- [WRITTEN REQUEST]: Below are entries; tally how many lines hold the string "Sonnenschutz" and answer with only that figure.

(Data extracted from a collection)

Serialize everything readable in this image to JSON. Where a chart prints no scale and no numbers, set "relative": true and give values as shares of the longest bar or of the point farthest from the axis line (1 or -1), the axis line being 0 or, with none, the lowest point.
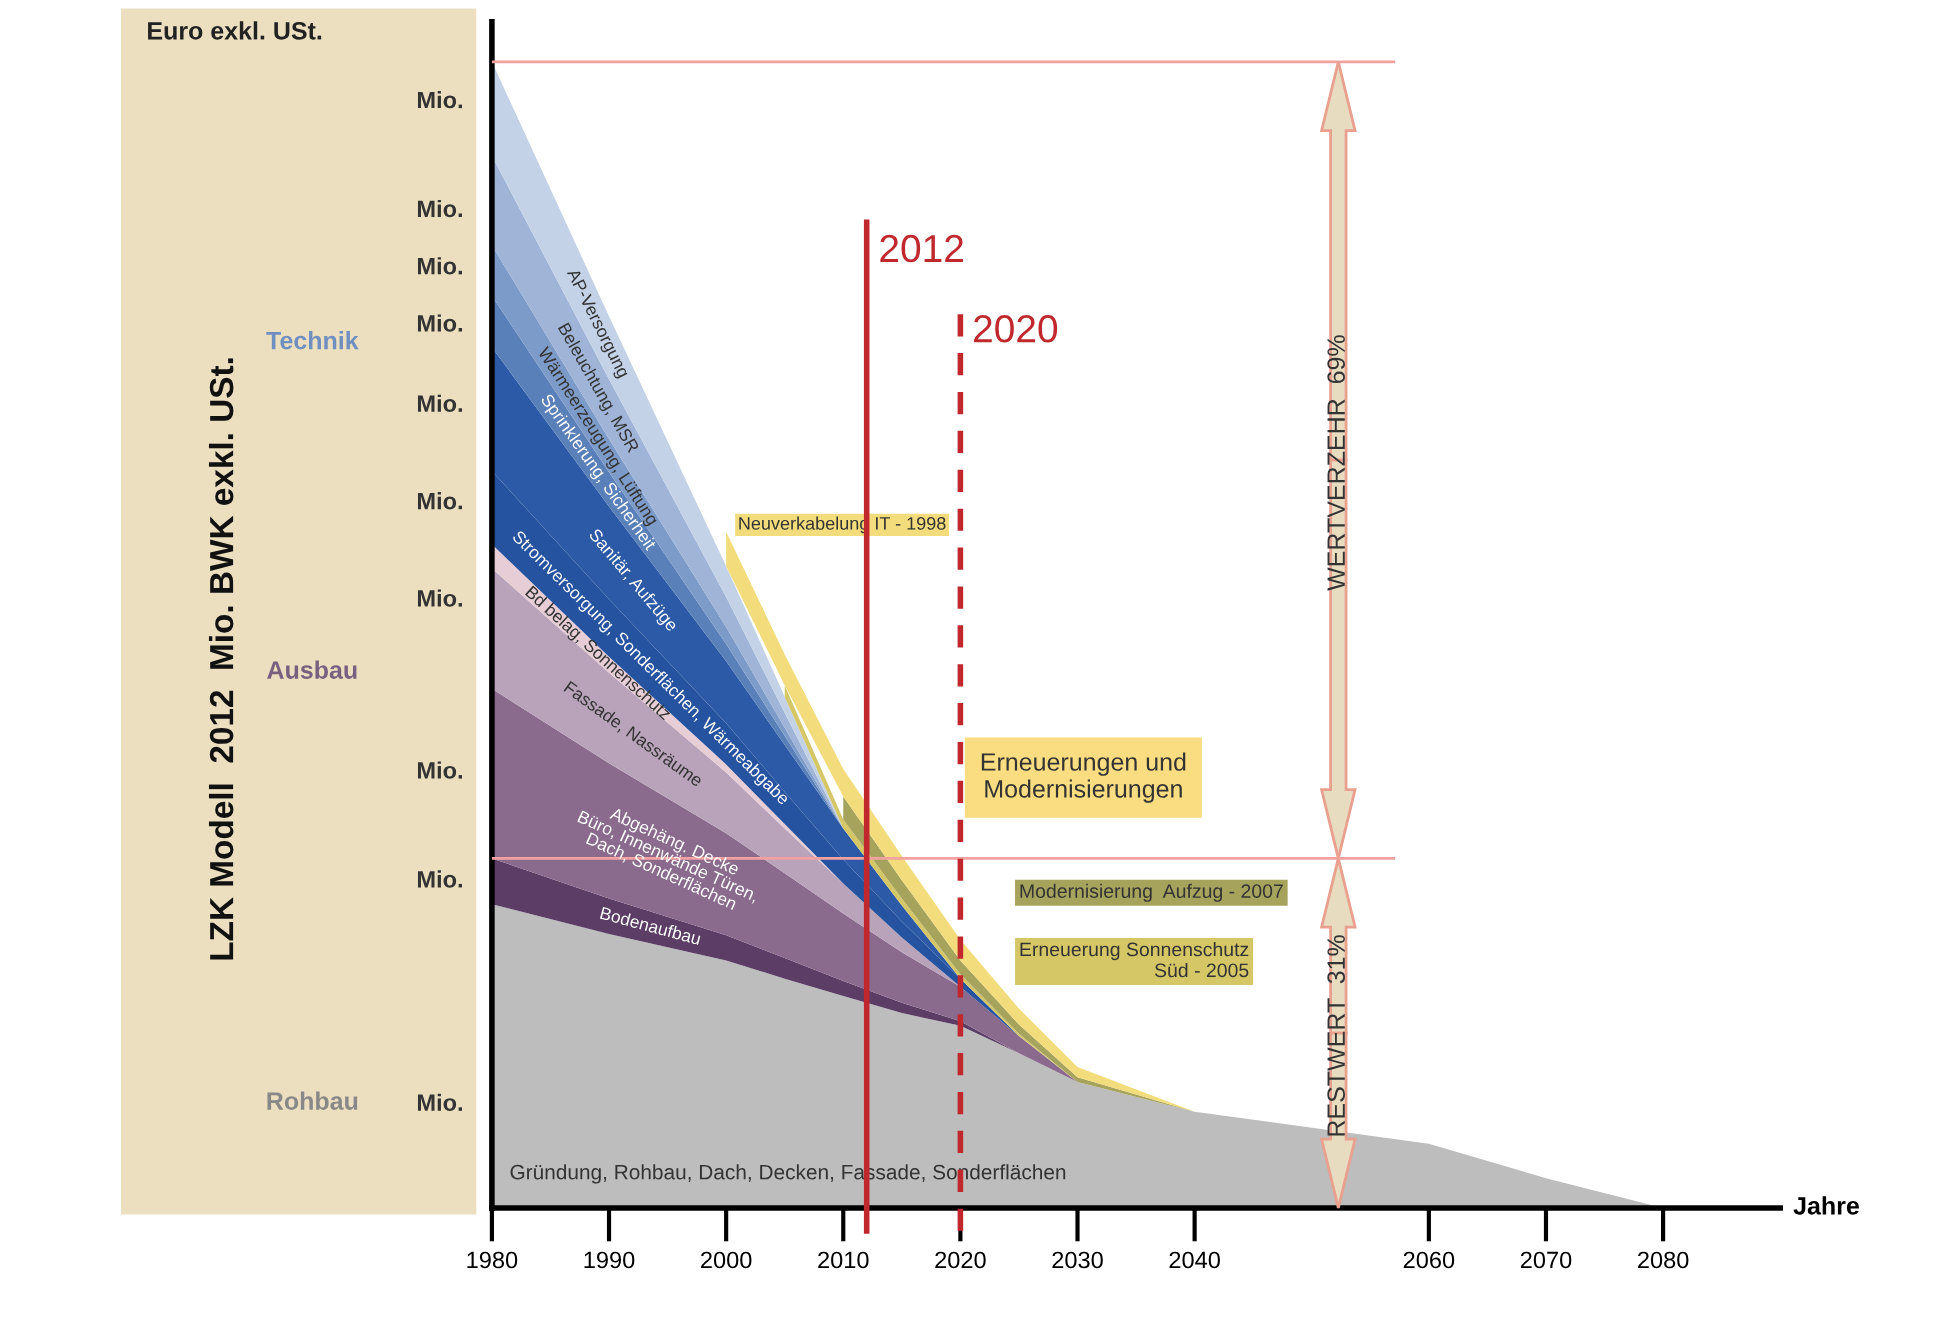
{
  "chart_data": {
    "type": "area",
    "stacked": true,
    "relative": true,
    "xlabel": "Jahre",
    "x": [
      1980,
      1990,
      2000,
      2005,
      2010,
      2015,
      2020,
      2025,
      2030,
      2040,
      2060,
      2070,
      2080
    ],
    "xlim": [
      1980,
      2090
    ],
    "xticks": [
      1980,
      1990,
      2000,
      2010,
      2020,
      2030,
      2040,
      2060,
      2070,
      2080
    ],
    "grid": false,
    "legend": false,
    "series": [
      {
        "name": "Gründung, Rohbau, Dach, Decken, Fassade, Sonderflächen",
        "color": "#bdbdbd",
        "values": [
          0.265,
          0.239,
          0.216,
          0.2,
          0.185,
          0.17,
          0.159,
          0.135,
          0.11,
          0.084,
          0.056,
          0.026,
          0
        ]
      },
      {
        "name": "Bodenaufbau",
        "color": "#5b3d66",
        "values": [
          0.04,
          0.031,
          0.022,
          0.018,
          0.013,
          0.009,
          0.004,
          0,
          0,
          0,
          0,
          0,
          0
        ]
      },
      {
        "name": "Abgehäng. Decke\nBüro, Innenwände Türen,\nDach, Sonderflächen",
        "color": "#8a6b8e",
        "values": [
          0.148,
          0.118,
          0.089,
          0.074,
          0.059,
          0.044,
          0.03,
          0.015,
          0,
          0,
          0,
          0,
          0
        ]
      },
      {
        "name": "Fassade, Nassräume",
        "color": "#b9a3ba",
        "values": [
          0.105,
          0.079,
          0.053,
          0.039,
          0.026,
          0.013,
          0,
          0,
          0,
          0,
          0,
          0,
          0
        ]
      },
      {
        "name": "Bd belag, Sonnenschutz",
        "color": "#e6cdd6",
        "values": [
          0.021,
          0.014,
          0.007,
          0.004,
          0,
          0,
          0,
          0,
          0,
          0,
          0,
          0,
          0
        ]
      },
      {
        "name": "Stromversorgung, Sonderflächen, Wärmeabgabe",
        "color": "#2653a0",
        "values": [
          0.064,
          0.05,
          0.036,
          0.028,
          0.021,
          0.014,
          0.007,
          0,
          0,
          0,
          0,
          0,
          0
        ]
      },
      {
        "name": "Sanitär, Aufzüge",
        "color": "#2c5aa6",
        "values": [
          0.108,
          0.081,
          0.054,
          0.041,
          0.027,
          0.014,
          0,
          0,
          0,
          0,
          0,
          0,
          0
        ]
      },
      {
        "name": "Sprinklerung, Sicherheit",
        "color": "#5a80ba",
        "values": [
          0.045,
          0.03,
          0.015,
          0.008,
          0,
          0,
          0,
          0,
          0,
          0,
          0,
          0,
          0
        ]
      },
      {
        "name": "Wärmeerzeugung, Lüftung",
        "color": "#7d9bc8",
        "values": [
          0.044,
          0.029,
          0.015,
          0.007,
          0,
          0,
          0,
          0,
          0,
          0,
          0,
          0,
          0
        ]
      },
      {
        "name": "Beleuchtung, MSR",
        "color": "#9fb4d7",
        "values": [
          0.078,
          0.052,
          0.026,
          0.013,
          0,
          0,
          0,
          0,
          0,
          0,
          0,
          0,
          0
        ]
      },
      {
        "name": "AP-Versorgung",
        "color": "#c4d2e8",
        "values": [
          0.082,
          0.055,
          0.027,
          0.014,
          0,
          0,
          0,
          0,
          0,
          0,
          0,
          0,
          0
        ]
      },
      {
        "name": "Erneuerung Sonnenschutz\nSüd - 2005",
        "color": "#d6c766",
        "values": [
          null,
          null,
          null,
          0.01,
          0.008,
          0.006,
          0.004,
          0.002,
          0,
          0,
          0,
          0,
          0
        ]
      },
      {
        "name": "Modernisierung  Aufzug - 2007",
        "color": "#a6a35c",
        "values": [
          null,
          null,
          null,
          null,
          0.02,
          0.016,
          0.012,
          0.008,
          0.004,
          0,
          0,
          0,
          0
        ]
      },
      {
        "name": "Neuverkabelung IT - 1998",
        "color": "#f3dc7c",
        "values": [
          null,
          null,
          0.03,
          0.027,
          0.024,
          0.021,
          0.018,
          0.014,
          0.009,
          0,
          0,
          0,
          0
        ]
      }
    ],
    "ref_lines": [
      {
        "axis": "x",
        "value": 2012,
        "label": "2012",
        "color": "#c0282d",
        "line_style": "solid"
      },
      {
        "axis": "x",
        "value": 2020,
        "label": "2020",
        "color": "#c0282d",
        "line_style": "dashed"
      },
      {
        "axis": "y",
        "value": 1.0,
        "color": "#f2a0a0",
        "line_style": "solid"
      },
      {
        "axis": "y",
        "value": 0.305,
        "color": "#f2a0a0",
        "line_style": "solid"
      }
    ],
    "annotations": [
      "Euro exkl. USt.",
      "Technik",
      "Ausbau",
      "Rohbau",
      "Mio.",
      "Mio.",
      "Mio.",
      "Mio.",
      "Mio.",
      "Mio.",
      "Mio.",
      "Mio.",
      "Mio.",
      "Mio.",
      "Erneuerungen und\nModernisierungen",
      "LZK Modell  2012  Mio. BWK exkl. USt.",
      "WERTVERZEHR  69%",
      "RESTWERT  31%"
    ]
  }
}
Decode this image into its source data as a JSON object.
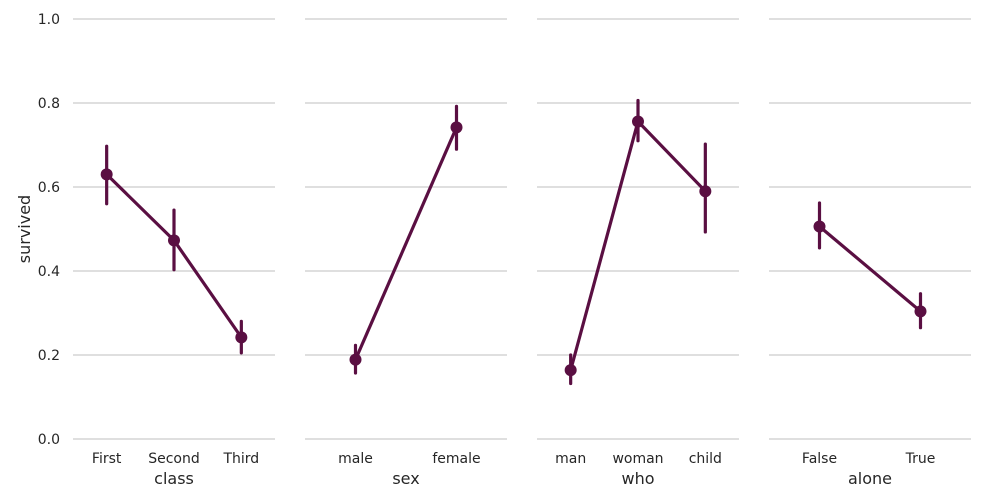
{
  "chart_data": {
    "type": "line",
    "ylabel": "survived",
    "ylim": [
      0,
      1
    ],
    "yticks": [
      "0.0",
      "0.2",
      "0.4",
      "0.6",
      "0.8",
      "1.0"
    ],
    "grid": true,
    "color": "#5a0f42",
    "panels": [
      {
        "xlabel": "class",
        "categories": [
          "First",
          "Second",
          "Third"
        ],
        "values": [
          0.63,
          0.473,
          0.242
        ],
        "ci": [
          [
            0.56,
            0.697
          ],
          [
            0.403,
            0.545
          ],
          [
            0.205,
            0.28
          ]
        ]
      },
      {
        "xlabel": "sex",
        "categories": [
          "male",
          "female"
        ],
        "values": [
          0.189,
          0.742
        ],
        "ci": [
          [
            0.157,
            0.223
          ],
          [
            0.69,
            0.792
          ]
        ]
      },
      {
        "xlabel": "who",
        "categories": [
          "man",
          "woman",
          "child"
        ],
        "values": [
          0.164,
          0.756,
          0.59
        ],
        "ci": [
          [
            0.132,
            0.2
          ],
          [
            0.71,
            0.806
          ],
          [
            0.493,
            0.702
          ]
        ]
      },
      {
        "xlabel": "alone",
        "categories": [
          "False",
          "True"
        ],
        "values": [
          0.506,
          0.304
        ],
        "ci": [
          [
            0.455,
            0.562
          ],
          [
            0.265,
            0.346
          ]
        ]
      }
    ]
  }
}
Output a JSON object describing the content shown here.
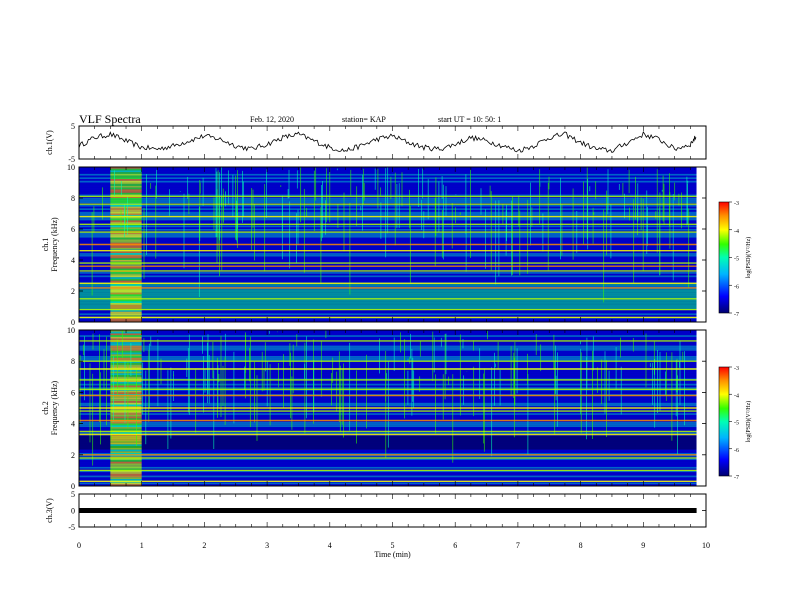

- [SOLUTION FOR THIS TASK]: 2